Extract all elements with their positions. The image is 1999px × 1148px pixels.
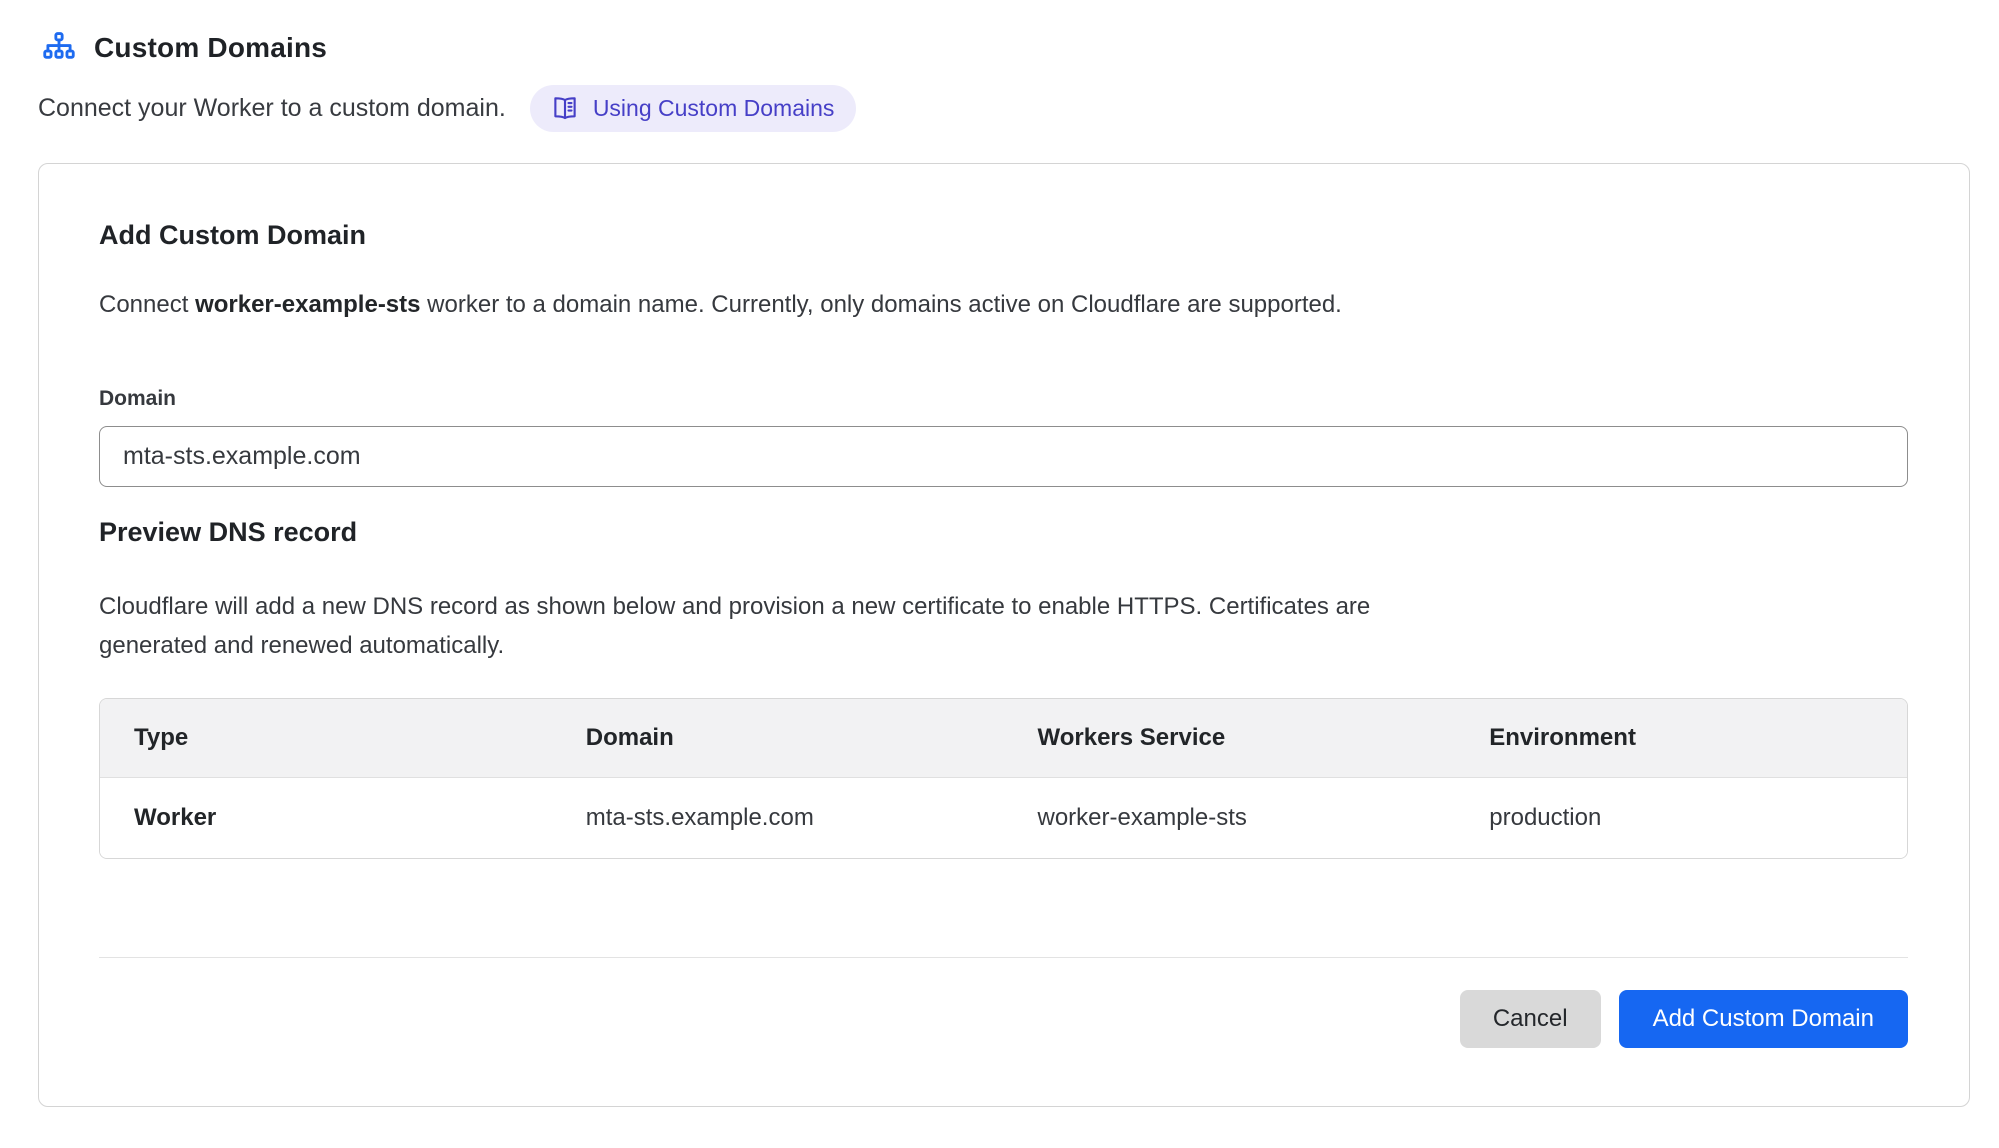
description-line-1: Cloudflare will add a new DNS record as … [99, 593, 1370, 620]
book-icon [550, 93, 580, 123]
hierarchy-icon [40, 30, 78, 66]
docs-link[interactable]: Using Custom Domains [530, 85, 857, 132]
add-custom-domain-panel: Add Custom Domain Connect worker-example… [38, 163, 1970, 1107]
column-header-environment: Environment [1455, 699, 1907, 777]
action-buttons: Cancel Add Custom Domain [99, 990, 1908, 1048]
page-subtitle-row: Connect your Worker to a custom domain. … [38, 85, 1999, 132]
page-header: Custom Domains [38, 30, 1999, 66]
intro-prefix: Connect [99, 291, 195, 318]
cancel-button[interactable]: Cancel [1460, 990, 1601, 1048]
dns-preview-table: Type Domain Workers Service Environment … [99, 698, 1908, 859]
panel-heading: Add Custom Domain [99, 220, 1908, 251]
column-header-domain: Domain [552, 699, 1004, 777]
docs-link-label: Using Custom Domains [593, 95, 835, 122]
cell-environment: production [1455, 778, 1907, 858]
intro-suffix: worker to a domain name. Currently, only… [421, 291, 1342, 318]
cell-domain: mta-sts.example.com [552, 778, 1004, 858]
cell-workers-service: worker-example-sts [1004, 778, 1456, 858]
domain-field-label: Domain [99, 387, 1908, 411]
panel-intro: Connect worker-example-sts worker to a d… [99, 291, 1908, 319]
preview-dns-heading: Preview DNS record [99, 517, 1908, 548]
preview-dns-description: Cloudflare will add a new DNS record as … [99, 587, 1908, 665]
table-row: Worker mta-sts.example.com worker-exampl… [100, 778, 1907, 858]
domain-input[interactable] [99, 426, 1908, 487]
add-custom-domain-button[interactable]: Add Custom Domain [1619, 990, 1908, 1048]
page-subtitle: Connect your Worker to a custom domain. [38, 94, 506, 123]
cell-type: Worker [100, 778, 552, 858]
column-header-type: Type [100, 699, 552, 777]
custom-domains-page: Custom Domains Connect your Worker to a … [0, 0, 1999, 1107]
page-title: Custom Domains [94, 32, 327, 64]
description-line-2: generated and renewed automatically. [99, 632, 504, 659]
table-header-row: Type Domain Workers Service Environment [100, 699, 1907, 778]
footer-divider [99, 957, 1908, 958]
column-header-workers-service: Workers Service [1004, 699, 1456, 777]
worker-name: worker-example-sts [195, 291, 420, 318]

++++

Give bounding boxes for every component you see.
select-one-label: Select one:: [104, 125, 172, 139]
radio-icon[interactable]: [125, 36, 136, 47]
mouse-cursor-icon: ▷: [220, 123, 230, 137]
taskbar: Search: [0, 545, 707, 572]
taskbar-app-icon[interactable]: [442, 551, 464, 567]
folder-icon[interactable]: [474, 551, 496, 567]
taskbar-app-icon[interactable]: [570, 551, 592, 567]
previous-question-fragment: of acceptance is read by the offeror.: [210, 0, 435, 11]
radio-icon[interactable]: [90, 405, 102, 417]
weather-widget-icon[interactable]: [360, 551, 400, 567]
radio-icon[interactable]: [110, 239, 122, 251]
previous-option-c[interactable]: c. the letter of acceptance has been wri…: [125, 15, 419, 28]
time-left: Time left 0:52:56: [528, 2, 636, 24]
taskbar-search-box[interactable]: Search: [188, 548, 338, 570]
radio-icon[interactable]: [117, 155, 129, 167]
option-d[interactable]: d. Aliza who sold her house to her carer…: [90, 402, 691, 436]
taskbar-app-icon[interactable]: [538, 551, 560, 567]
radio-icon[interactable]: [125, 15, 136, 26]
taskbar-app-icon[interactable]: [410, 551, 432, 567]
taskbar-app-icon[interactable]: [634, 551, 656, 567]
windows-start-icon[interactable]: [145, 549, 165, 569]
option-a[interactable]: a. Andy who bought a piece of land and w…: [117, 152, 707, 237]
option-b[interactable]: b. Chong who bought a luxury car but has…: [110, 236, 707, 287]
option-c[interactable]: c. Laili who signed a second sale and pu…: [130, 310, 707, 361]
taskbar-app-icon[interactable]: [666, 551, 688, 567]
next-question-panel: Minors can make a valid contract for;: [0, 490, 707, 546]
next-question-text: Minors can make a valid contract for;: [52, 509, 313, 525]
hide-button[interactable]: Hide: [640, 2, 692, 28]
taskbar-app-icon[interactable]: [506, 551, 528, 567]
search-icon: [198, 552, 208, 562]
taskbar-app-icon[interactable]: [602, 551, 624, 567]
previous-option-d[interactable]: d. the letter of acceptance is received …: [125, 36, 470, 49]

++++

_WRITTEN EXERCISE_:
Copy the rows verbatim, starting with the line that contains "Give bounding boxes" and going on through the line that contains "taskbar-app-icon[interactable]: [442, 551, 464, 567]".

_THE ANSWER_:
Give bounding boxes for every component you see.
select-one-label: Select one:: [104, 125, 172, 139]
radio-icon[interactable]: [125, 36, 136, 47]
mouse-cursor-icon: ▷: [220, 123, 230, 137]
taskbar: Search: [0, 545, 707, 572]
taskbar-app-icon[interactable]: [442, 551, 464, 567]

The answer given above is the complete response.